## Start Record extracts

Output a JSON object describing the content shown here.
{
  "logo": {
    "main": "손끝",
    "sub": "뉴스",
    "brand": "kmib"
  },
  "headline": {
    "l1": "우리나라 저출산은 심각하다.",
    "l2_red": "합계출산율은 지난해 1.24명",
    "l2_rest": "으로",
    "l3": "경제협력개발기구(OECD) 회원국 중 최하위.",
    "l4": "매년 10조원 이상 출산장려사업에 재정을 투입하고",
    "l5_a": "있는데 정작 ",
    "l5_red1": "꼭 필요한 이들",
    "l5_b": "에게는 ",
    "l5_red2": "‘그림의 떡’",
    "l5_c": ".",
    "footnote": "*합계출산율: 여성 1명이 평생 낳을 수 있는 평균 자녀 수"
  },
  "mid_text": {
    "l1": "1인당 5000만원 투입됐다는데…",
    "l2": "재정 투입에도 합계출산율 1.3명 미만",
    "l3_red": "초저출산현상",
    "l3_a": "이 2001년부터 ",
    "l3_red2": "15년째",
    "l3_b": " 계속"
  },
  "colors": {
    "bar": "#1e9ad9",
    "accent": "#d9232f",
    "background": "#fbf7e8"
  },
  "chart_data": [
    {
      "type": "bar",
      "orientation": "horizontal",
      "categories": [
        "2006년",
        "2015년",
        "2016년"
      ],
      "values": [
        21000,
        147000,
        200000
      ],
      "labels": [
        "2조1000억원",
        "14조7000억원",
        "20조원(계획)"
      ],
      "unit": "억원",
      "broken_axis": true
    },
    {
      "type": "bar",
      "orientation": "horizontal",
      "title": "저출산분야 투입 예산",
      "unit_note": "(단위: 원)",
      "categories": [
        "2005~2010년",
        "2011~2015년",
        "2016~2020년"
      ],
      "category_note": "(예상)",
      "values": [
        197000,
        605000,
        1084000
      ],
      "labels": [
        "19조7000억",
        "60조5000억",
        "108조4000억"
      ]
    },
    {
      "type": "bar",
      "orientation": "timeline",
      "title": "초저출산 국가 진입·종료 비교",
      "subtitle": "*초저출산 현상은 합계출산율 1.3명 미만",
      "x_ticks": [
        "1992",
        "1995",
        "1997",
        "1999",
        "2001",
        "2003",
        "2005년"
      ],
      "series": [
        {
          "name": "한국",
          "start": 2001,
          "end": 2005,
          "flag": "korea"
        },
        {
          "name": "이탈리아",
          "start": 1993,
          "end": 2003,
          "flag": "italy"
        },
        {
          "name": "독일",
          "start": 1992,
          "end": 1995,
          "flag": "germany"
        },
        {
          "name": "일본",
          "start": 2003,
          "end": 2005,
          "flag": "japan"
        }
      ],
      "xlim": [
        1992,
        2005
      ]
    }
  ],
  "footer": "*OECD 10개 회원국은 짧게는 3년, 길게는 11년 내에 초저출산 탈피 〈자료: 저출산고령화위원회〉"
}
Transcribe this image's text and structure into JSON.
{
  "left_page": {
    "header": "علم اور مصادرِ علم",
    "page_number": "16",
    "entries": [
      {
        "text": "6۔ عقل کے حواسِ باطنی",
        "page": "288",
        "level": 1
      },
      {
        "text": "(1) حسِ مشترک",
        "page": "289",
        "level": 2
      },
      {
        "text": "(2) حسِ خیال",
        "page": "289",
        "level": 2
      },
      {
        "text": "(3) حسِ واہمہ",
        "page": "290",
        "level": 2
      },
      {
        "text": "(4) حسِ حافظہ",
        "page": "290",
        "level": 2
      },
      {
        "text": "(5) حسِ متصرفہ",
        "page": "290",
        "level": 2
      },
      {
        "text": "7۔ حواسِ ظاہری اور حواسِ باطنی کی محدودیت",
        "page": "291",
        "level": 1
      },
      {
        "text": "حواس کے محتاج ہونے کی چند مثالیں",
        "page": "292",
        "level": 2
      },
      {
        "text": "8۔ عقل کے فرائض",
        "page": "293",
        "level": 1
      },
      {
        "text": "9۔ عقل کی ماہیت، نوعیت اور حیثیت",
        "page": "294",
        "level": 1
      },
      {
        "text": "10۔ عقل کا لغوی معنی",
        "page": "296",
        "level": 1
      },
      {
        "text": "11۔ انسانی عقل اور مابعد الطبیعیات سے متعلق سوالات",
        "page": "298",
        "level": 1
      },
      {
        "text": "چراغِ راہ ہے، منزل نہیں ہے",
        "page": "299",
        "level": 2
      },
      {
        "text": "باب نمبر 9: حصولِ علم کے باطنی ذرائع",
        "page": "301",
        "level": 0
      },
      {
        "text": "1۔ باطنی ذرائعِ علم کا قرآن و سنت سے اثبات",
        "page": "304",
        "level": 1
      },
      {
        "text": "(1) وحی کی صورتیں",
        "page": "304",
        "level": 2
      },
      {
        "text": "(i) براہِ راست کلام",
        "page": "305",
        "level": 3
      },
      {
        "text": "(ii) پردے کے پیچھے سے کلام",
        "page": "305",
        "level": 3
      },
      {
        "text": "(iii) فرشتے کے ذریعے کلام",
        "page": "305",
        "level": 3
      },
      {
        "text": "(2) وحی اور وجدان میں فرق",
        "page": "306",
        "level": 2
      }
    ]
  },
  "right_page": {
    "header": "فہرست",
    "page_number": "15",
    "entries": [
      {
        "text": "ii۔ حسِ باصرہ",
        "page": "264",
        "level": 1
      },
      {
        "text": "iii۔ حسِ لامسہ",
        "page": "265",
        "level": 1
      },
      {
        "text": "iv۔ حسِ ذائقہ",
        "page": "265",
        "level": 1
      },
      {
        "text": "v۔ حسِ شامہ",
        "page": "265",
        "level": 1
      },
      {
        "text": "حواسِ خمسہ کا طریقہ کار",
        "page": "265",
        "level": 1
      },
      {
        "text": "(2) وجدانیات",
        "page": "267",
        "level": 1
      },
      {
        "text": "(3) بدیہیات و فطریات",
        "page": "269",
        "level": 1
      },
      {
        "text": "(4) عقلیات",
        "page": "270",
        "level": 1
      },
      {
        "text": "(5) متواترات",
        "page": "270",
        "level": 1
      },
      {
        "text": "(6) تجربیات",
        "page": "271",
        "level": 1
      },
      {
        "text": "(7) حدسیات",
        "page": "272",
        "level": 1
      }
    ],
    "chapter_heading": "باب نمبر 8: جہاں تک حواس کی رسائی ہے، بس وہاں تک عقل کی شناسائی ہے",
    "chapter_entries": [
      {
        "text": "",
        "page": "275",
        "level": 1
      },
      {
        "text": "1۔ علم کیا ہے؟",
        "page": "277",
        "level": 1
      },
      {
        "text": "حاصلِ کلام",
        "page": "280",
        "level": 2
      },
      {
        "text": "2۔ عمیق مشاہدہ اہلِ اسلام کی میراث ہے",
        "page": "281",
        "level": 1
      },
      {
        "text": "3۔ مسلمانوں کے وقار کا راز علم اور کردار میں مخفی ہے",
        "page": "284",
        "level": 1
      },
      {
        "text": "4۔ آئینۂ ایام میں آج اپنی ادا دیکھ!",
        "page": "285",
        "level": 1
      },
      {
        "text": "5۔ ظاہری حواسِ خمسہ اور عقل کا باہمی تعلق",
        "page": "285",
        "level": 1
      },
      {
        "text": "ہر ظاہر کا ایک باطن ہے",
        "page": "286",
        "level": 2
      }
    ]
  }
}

## End Record extracts

### Task goal:
Print the whole listing exactly as it is.

### Solution to the exercise:
Output a JSON object describing the content shown here.
{
  "logo": {
    "main": "손끝",
    "sub": "뉴스",
    "brand": "kmib"
  },
  "headline": {
    "l1": "우리나라 저출산은 심각하다.",
    "l2_red": "합계출산율은 지난해 1.24명",
    "l2_rest": "으로",
    "l3": "경제협력개발기구(OECD) 회원국 중 최하위.",
    "l4": "매년 10조원 이상 출산장려사업에 재정을 투입하고",
    "l5_a": "있는데 정작 ",
    "l5_red1": "꼭 필요한 이들",
    "l5_b": "에게는 ",
    "l5_red2": "‘그림의 떡’",
    "l5_c": ".",
    "footnote": "*합계출산율: 여성 1명이 평생 낳을 수 있는 평균 자녀 수"
  },
  "mid_text": {
    "l1": "1인당 5000만원 투입됐다는데…",
    "l2": "재정 투입에도 합계출산율 1.3명 미만",
    "l3_red": "초저출산현상",
    "l3_a": "이 2001년부터 ",
    "l3_red2": "15년째",
    "l3_b": " 계속"
  },
  "colors": {
    "bar": "#1e9ad9",
    "accent": "#d9232f",
    "background": "#fbf7e8"
  },
  "chart_data": [
    {
      "type": "bar",
      "orientation": "horizontal",
      "categories": [
        "2006년",
        "2015년",
        "2016년"
      ],
      "values": [
        21000,
        147000,
        200000
      ],
      "labels": [
        "2조1000억원",
        "14조7000억원",
        "20조원(계획)"
      ],
      "unit": "억원",
      "broken_axis": true
    },
    {
      "type": "bar",
      "orientation": "horizontal",
      "title": "저출산분야 투입 예산",
      "unit_note": "(단위: 원)",
      "categories": [
        "2005~2010년",
        "2011~2015년",
        "2016~2020년"
      ],
      "category_note": "(예상)",
      "values": [
        197000,
        605000,
        1084000
      ],
      "labels": [
        "19조7000억",
        "60조5000억",
        "108조4000억"
      ]
    },
    {
      "type": "bar",
      "orientation": "timeline",
      "title": "초저출산 국가 진입·종료 비교",
      "subtitle": "*초저출산 현상은 합계출산율 1.3명 미만",
      "x_ticks": [
        "1992",
        "1995",
        "1997",
        "1999",
        "2001",
        "2003",
        "2005년"
      ],
      "series": [
        {
          "name": "한국",
          "start": 2001,
          "end": 2005,
          "flag": "korea"
        },
        {
          "name": "이탈리아",
          "start": 1993,
          "end": 2003,
          "flag": "italy"
        },
        {
          "name": "독일",
          "start": 1992,
          "end": 1995,
          "flag": "germany"
        },
        {
          "name": "일본",
          "start": 2003,
          "end": 2005,
          "flag": "japan"
        }
      ],
      "xlim": [
        1992,
        2005
      ]
    }
  ],
  "footer": "*OECD 10개 회원국은 짧게는 3년, 길게는 11년 내에 초저출산 탈피 〈자료: 저출산고령화위원회〉"
}
Transcribe this image's text and structure into JSON.
{
  "left_page": {
    "header": "علم اور مصادرِ علم",
    "page_number": "16",
    "entries": [
      {
        "text": "6۔ عقل کے حواسِ باطنی",
        "page": "288",
        "level": 1
      },
      {
        "text": "(1) حسِ مشترک",
        "page": "289",
        "level": 2
      },
      {
        "text": "(2) حسِ خیال",
        "page": "289",
        "level": 2
      },
      {
        "text": "(3) حسِ واہمہ",
        "page": "290",
        "level": 2
      },
      {
        "text": "(4) حسِ حافظہ",
        "page": "290",
        "level": 2
      },
      {
        "text": "(5) حسِ متصرفہ",
        "page": "290",
        "level": 2
      },
      {
        "text": "7۔ حواسِ ظاہری اور حواسِ باطنی کی محدودیت",
        "page": "291",
        "level": 1
      },
      {
        "text": "حواس کے محتاج ہونے کی چند مثالیں",
        "page": "292",
        "level": 2
      },
      {
        "text": "8۔ عقل کے فرائض",
        "page": "293",
        "level": 1
      },
      {
        "text": "9۔ عقل کی ماہیت، نوعیت اور حیثیت",
        "page": "294",
        "level": 1
      },
      {
        "text": "10۔ عقل کا لغوی معنی",
        "page": "296",
        "level": 1
      },
      {
        "text": "11۔ انسانی عقل اور مابعد الطبیعیات سے متعلق سوالات",
        "page": "298",
        "level": 1
      },
      {
        "text": "چراغِ راہ ہے، منزل نہیں ہے",
        "page": "299",
        "level": 2
      },
      {
        "text": "باب نمبر 9: حصولِ علم کے باطنی ذرائع",
        "page": "301",
        "level": 0
      },
      {
        "text": "1۔ باطنی ذرائعِ علم کا قرآن و سنت سے اثبات",
        "page": "304",
        "level": 1
      },
      {
        "text": "(1) وحی کی صورتیں",
        "page": "304",
        "level": 2
      },
      {
        "text": "(i) براہِ راست کلام",
        "page": "305",
        "level": 3
      },
      {
        "text": "(ii) پردے کے پیچھے سے کلام",
        "page": "305",
        "level": 3
      },
      {
        "text": "(iii) فرشتے کے ذریعے کلام",
        "page": "305",
        "level": 3
      },
      {
        "text": "(2) وحی اور وجدان میں فرق",
        "page": "306",
        "level": 2
      }
    ]
  },
  "right_page": {
    "header": "فہرست",
    "page_number": "15",
    "entries": [
      {
        "text": "ii۔ حسِ باصرہ",
        "page": "264",
        "level": 1
      },
      {
        "text": "iii۔ حسِ لامسہ",
        "page": "265",
        "level": 1
      },
      {
        "text": "iv۔ حسِ ذائقہ",
        "page": "265",
        "level": 1
      },
      {
        "text": "v۔ حسِ شامہ",
        "page": "265",
        "level": 1
      },
      {
        "text": "حواسِ خمسہ کا طریقہ کار",
        "page": "265",
        "level": 1
      },
      {
        "text": "(2) وجدانیات",
        "page": "267",
        "level": 1
      },
      {
        "text": "(3) بدیہیات و فطریات",
        "page": "269",
        "level": 1
      },
      {
        "text": "(4) عقلیات",
        "page": "270",
        "level": 1
      },
      {
        "text": "(5) متواترات",
        "page": "270",
        "level": 1
      },
      {
        "text": "(6) تجربیات",
        "page": "271",
        "level": 1
      },
      {
        "text": "(7) حدسیات",
        "page": "272",
        "level": 1
      }
    ],
    "chapter_heading": "باب نمبر 8: جہاں تک حواس کی رسائی ہے، بس وہاں تک عقل کی شناسائی ہے",
    "chapter_entries": [
      {
        "text": "",
        "page": "275",
        "level": 1
      },
      {
        "text": "1۔ علم کیا ہے؟",
        "page": "277",
        "level": 1
      },
      {
        "text": "حاصلِ کلام",
        "page": "280",
        "level": 2
      },
      {
        "text": "2۔ عمیق مشاہدہ اہلِ اسلام کی میراث ہے",
        "page": "281",
        "level": 1
      },
      {
        "text": "3۔ مسلمانوں کے وقار کا راز علم اور کردار میں مخفی ہے",
        "page": "284",
        "level": 1
      },
      {
        "text": "4۔ آئینۂ ایام میں آج اپنی ادا دیکھ!",
        "page": "285",
        "level": 1
      },
      {
        "text": "5۔ ظاہری حواسِ خمسہ اور عقل کا باہمی تعلق",
        "page": "285",
        "level": 1
      },
      {
        "text": "ہر ظاہر کا ایک باطن ہے",
        "page": "286",
        "level": 2
      }
    ]
  }
}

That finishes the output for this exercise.